=== Brano proposto ===
___
CRISI ISPRA. A RISCHIO POSTI DI LAVORO. E TUTTO L’AMBIENTE ITALIANO.

 

1° AGOSTO 2017.
ISPRA, l’istituto superiore per la prevenzione e la ricerca ambientale, è occupato da 72 giorni dai ricercatori e dipendenti che sostengono i 93 esperti che rischiano il loro posto di lavoro.

Ma non sono solo i posti di lavoro a rischio è palesemente a rischio la tutela dell’ambiente.

Se il Ministero dell’ambiente non provvede a finanziare ISPRA per mantenere questi ricercatori possiamo dichiarare senza paura di smentita che c’è la reale volontà di disinnescare il virtuoso meccanismo che strangola gli inquinatori. A uno a uno questo Governo sta regalando spazi d’azione a chi ha sempre generato profitto divorando servizi ecosistemici e risorse del patrimonio naturale difficilmente rinnovabile.
___
=== Dati grezzi ===
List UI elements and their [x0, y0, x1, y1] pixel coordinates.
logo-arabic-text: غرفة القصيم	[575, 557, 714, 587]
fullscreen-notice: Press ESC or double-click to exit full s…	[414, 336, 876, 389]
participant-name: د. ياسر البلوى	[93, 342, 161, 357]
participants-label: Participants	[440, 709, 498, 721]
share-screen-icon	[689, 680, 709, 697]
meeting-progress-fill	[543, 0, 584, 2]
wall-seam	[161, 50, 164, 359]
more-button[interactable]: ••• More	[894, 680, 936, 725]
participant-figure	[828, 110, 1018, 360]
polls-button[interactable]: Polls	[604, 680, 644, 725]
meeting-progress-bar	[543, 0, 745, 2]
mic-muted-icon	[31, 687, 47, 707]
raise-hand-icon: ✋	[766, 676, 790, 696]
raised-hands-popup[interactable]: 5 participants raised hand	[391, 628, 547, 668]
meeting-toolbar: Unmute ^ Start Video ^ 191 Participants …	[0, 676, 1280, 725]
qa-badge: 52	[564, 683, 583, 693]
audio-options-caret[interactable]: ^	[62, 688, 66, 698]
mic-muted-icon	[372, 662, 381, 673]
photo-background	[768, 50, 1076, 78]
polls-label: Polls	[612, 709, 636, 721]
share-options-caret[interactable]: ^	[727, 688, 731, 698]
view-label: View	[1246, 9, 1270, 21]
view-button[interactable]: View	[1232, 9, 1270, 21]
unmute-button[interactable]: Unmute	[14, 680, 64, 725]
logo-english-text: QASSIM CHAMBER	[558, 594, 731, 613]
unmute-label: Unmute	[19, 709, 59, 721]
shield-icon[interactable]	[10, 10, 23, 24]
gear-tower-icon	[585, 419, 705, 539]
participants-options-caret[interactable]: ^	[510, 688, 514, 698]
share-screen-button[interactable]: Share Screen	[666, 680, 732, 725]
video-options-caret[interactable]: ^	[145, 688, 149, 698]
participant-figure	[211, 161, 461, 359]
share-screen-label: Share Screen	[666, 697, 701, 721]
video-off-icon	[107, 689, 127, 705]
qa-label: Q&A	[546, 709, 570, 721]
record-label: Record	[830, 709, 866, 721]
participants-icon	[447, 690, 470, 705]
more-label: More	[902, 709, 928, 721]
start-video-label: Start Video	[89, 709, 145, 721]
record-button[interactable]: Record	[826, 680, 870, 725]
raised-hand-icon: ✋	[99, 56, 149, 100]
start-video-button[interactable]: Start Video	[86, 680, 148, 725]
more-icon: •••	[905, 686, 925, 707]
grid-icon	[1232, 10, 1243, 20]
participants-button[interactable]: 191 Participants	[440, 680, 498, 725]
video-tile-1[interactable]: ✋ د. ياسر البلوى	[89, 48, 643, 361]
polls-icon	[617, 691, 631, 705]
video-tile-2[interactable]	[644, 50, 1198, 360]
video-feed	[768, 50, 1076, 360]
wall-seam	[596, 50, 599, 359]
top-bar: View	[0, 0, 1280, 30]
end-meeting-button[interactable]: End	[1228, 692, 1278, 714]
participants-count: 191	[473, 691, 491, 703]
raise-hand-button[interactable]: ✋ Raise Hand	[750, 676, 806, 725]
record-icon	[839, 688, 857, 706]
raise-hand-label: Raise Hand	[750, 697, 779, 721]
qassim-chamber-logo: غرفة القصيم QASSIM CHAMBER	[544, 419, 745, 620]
___
=== Cosa fare ===
Trascrivi dal testo sulla crisi dell'ISPRA tutto il pezzo che va da "1° AGOSTO 2017." giù fino a "posto di lavoro.". L'elenco qui sopra non serve a niente per questo lavoro.

=== Soluzione ===
1° AGOSTO 2017.
ISPRA, l’istituto superiore per la prevenzione e la ricerca ambientale, è occupato da 72 giorni dai ricercatori e dipendenti che sostengono i 93 esperti che rischiano il loro posto di lavoro.